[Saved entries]
□ □ □

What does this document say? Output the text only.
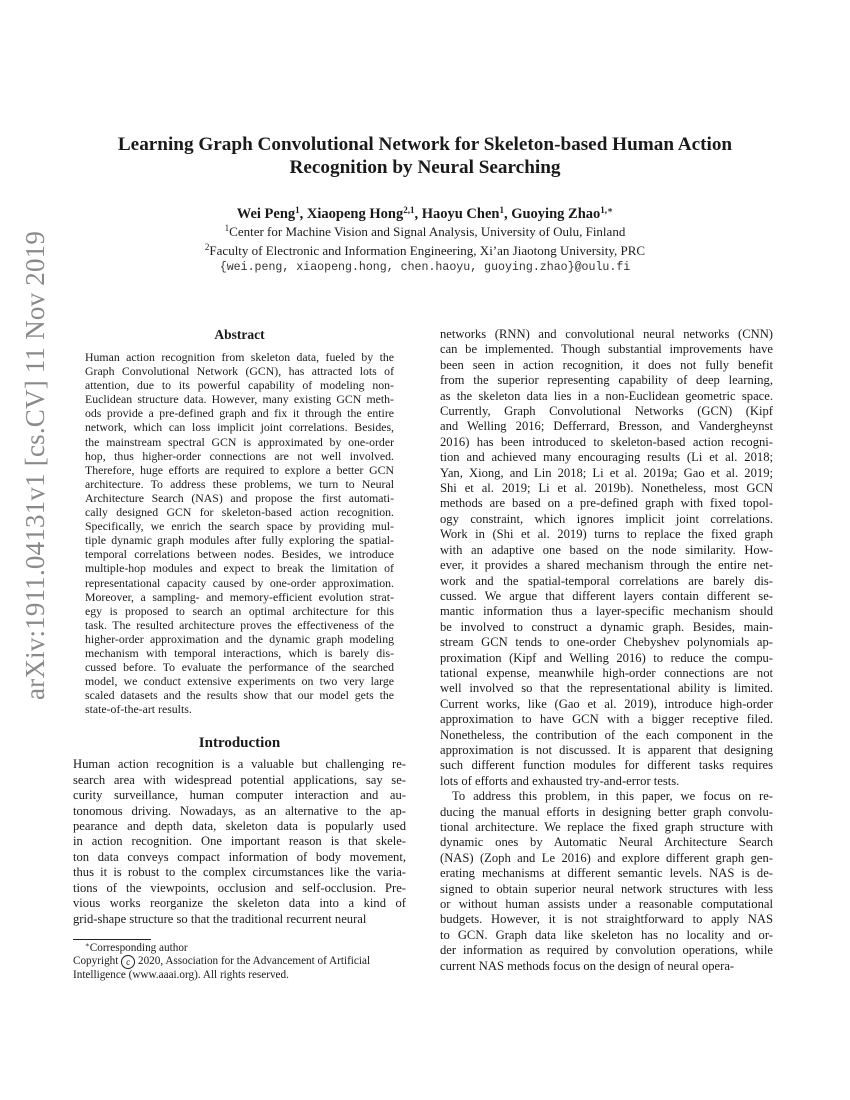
arXiv:1911.04131v1 [cs.CV] 11 Nov 2019
Learning Graph Convolutional Network for Skeleton-based Human Action
Recognition by Neural Searching
Wei Peng$^1$, Xiaopeng Hong$^{2,1}$, Haoyu Chen$^1$, Guoying Zhao$^{1,∗}$
$^1$Center for Machine Vision and Signal Analysis, University of Oulu, Finland
$^2$Faculty of Electronic and Information Engineering, Xi’an Jiaotong University, PRC
{wei.peng, xiaopeng.hong, chen.haoyu, guoying.zhao}@oulu.fi
Abstract
Human action recognition from skeleton data, fueled by the
Graph Convolutional Network (GCN), has attracted lots of
attention, due to its powerful capability of modeling non-
Euclidean structure data. However, many existing GCN meth-
ods provide a pre-defined graph and fix it through the entire
network, which can loss implicit joint correlations. Besides,
the mainstream spectral GCN is approximated by one-order
hop, thus higher-order connections are not well involved.
Therefore, huge efforts are required to explore a better GCN
architecture. To address these problems, we turn to Neural
Architecture Search (NAS) and propose the first automati-
cally designed GCN for skeleton-based action recognition.
Specifically, we enrich the search space by providing mul-
tiple dynamic graph modules after fully exploring the spatial-
temporal correlations between nodes. Besides, we introduce
multiple-hop modules and expect to break the limitation of
representational capacity caused by one-order approximation.
Moreover, a sampling- and memory-efficient evolution strat-
egy is proposed to search an optimal architecture for this
task. The resulted architecture proves the effectiveness of the
higher-order approximation and the dynamic graph modeling
mechanism with temporal interactions, which is barely dis-
cussed before. To evaluate the performance of the searched
model, we conduct extensive experiments on two very large
scaled datasets and the results show that our model gets the
state-of-the-art results.
Introduction
Human action recognition is a valuable but challenging re-
search area with widespread potential applications, say se-
curity surveillance, human computer interaction and au-
tonomous driving. Nowadays, as an alternative to the ap-
pearance and depth data, skeleton data is popularly used
in action recognition. One important reason is that skele-
ton data conveys compact information of body movement,
thus it is robust to the complex circumstances like the varia-
tions of the viewpoints, occlusion and self-occlusion. Pre-
vious works reorganize the skeleton data into a kind of
grid-shape structure so that the traditional recurrent neural
∗Corresponding author
Copyright c 2020, Association for the Advancement of Artificial
Intelligence (www.aaai.org). All rights reserved.
networks (RNN) and convolutional neural networks (CNN)
can be implemented. Though substantial improvements have
been seen in action recognition, it does not fully benefit
from the superior representing capability of deep learning,
as the skeleton data lies in a non-Euclidean geometric space.
Currently, Graph Convolutional Networks (GCN) (Kipf
and Welling 2016; Defferrard, Bresson, and Vandergheynst
2016) has been introduced to skeleton-based action recogni-
tion and achieved many encouraging results (Li et al. 2018;
Yan, Xiong, and Lin 2018; Li et al. 2019a; Gao et al. 2019;
Shi et al. 2019; Li et al. 2019b). Nonetheless, most GCN
methods are based on a pre-defined graph with fixed topol-
ogy constraint, which ignores implicit joint correlations.
Work in (Shi et al. 2019) turns to replace the fixed graph
with an adaptive one based on the node similarity. How-
ever, it provides a shared mechanism through the entire net-
work and the spatial-temporal correlations are barely dis-
cussed. We argue that different layers contain different se-
mantic information thus a layer-specific mechanism should
be involved to construct a dynamic graph. Besides, main-
stream GCN tends to one-order Chebyshev polynomials ap-
proximation (Kipf and Welling 2016) to reduce the compu-
tational expense, meanwhile high-order connections are not
well involved so that the representational ability is limited.
Current works, like (Gao et al. 2019), introduce high-order
approximation to have GCN with a bigger receptive filed.
Nonetheless, the contribution of the each component in the
approximation is not discussed. It is apparent that designing
such different function modules for different tasks requires
lots of efforts and exhausted try-and-error tests.
To address this problem, in this paper, we focus on re-
ducing the manual efforts in designing better graph convolu-
tional architecture. We replace the fixed graph structure with
dynamic ones by Automatic Neural Architecture Search
(NAS) (Zoph and Le 2016) and explore different graph gen-
erating mechanisms at different semantic levels. NAS is de-
signed to obtain superior neural network structures with less
or without human assists under a reasonable computational
budgets. However, it is not straightforward to apply NAS
to GCN. Graph data like skeleton has no locality and or-
der information as required by convolution operations, while
current NAS methods focus on the design of neural opera-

□ □ □

• [Direction]: Make an exact copy of the data, leaving its pictures out.

• [Solution]:
What does this document say? Output the text only.
arXiv:1911.04131v1 [cs.CV] 11 Nov 2019
Learning Graph Convolutional Network for Skeleton-based Human Action
Recognition by Neural Searching
Wei Peng$^1$, Xiaopeng Hong$^{2,1}$, Haoyu Chen$^1$, Guoying Zhao$^{1,∗}$
$^1$Center for Machine Vision and Signal Analysis, University of Oulu, Finland
$^2$Faculty of Electronic and Information Engineering, Xi’an Jiaotong University, PRC
{wei.peng, xiaopeng.hong, chen.haoyu, guoying.zhao}@oulu.fi
Abstract
Human action recognition from skeleton data, fueled by the
Graph Convolutional Network (GCN), has attracted lots of
attention, due to its powerful capability of modeling non-
Euclidean structure data. However, many existing GCN meth-
ods provide a pre-defined graph and fix it through the entire
network, which can loss implicit joint correlations. Besides,
the mainstream spectral GCN is approximated by one-order
hop, thus higher-order connections are not well involved.
Therefore, huge efforts are required to explore a better GCN
architecture. To address these problems, we turn to Neural
Architecture Search (NAS) and propose the first automati-
cally designed GCN for skeleton-based action recognition.
Specifically, we enrich the search space by providing mul-
tiple dynamic graph modules after fully exploring the spatial-
temporal correlations between nodes. Besides, we introduce
multiple-hop modules and expect to break the limitation of
representational capacity caused by one-order approximation.
Moreover, a sampling- and memory-efficient evolution strat-
egy is proposed to search an optimal architecture for this
task. The resulted architecture proves the effectiveness of the
higher-order approximation and the dynamic graph modeling
mechanism with temporal interactions, which is barely dis-
cussed before. To evaluate the performance of the searched
model, we conduct extensive experiments on two very large
scaled datasets and the results show that our model gets the
state-of-the-art results.
Introduction
Human action recognition is a valuable but challenging re-
search area with widespread potential applications, say se-
curity surveillance, human computer interaction and au-
tonomous driving. Nowadays, as an alternative to the ap-
pearance and depth data, skeleton data is popularly used
in action recognition. One important reason is that skele-
ton data conveys compact information of body movement,
thus it is robust to the complex circumstances like the varia-
tions of the viewpoints, occlusion and self-occlusion. Pre-
vious works reorganize the skeleton data into a kind of
grid-shape structure so that the traditional recurrent neural
∗Corresponding author
Copyright c 2020, Association for the Advancement of Artificial
Intelligence (www.aaai.org). All rights reserved.
networks (RNN) and convolutional neural networks (CNN)
can be implemented. Though substantial improvements have
been seen in action recognition, it does not fully benefit
from the superior representing capability of deep learning,
as the skeleton data lies in a non-Euclidean geometric space.
Currently, Graph Convolutional Networks (GCN) (Kipf
and Welling 2016; Defferrard, Bresson, and Vandergheynst
2016) has been introduced to skeleton-based action recogni-
tion and achieved many encouraging results (Li et al. 2018;
Yan, Xiong, and Lin 2018; Li et al. 2019a; Gao et al. 2019;
Shi et al. 2019; Li et al. 2019b). Nonetheless, most GCN
methods are based on a pre-defined graph with fixed topol-
ogy constraint, which ignores implicit joint correlations.
Work in (Shi et al. 2019) turns to replace the fixed graph
with an adaptive one based on the node similarity. How-
ever, it provides a shared mechanism through the entire net-
work and the spatial-temporal correlations are barely dis-
cussed. We argue that different layers contain different se-
mantic information thus a layer-specific mechanism should
be involved to construct a dynamic graph. Besides, main-
stream GCN tends to one-order Chebyshev polynomials ap-
proximation (Kipf and Welling 2016) to reduce the compu-
tational expense, meanwhile high-order connections are not
well involved so that the representational ability is limited.
Current works, like (Gao et al. 2019), introduce high-order
approximation to have GCN with a bigger receptive filed.
Nonetheless, the contribution of the each component in the
approximation is not discussed. It is apparent that designing
such different function modules for different tasks requires
lots of efforts and exhausted try-and-error tests.
To address this problem, in this paper, we focus on re-
ducing the manual efforts in designing better graph convolu-
tional architecture. We replace the fixed graph structure with
dynamic ones by Automatic Neural Architecture Search
(NAS) (Zoph and Le 2016) and explore different graph gen-
erating mechanisms at different semantic levels. NAS is de-
signed to obtain superior neural network structures with less
or without human assists under a reasonable computational
budgets. However, it is not straightforward to apply NAS
to GCN. Graph data like skeleton has no locality and or-
der information as required by convolution operations, while
current NAS methods focus on the design of neural opera-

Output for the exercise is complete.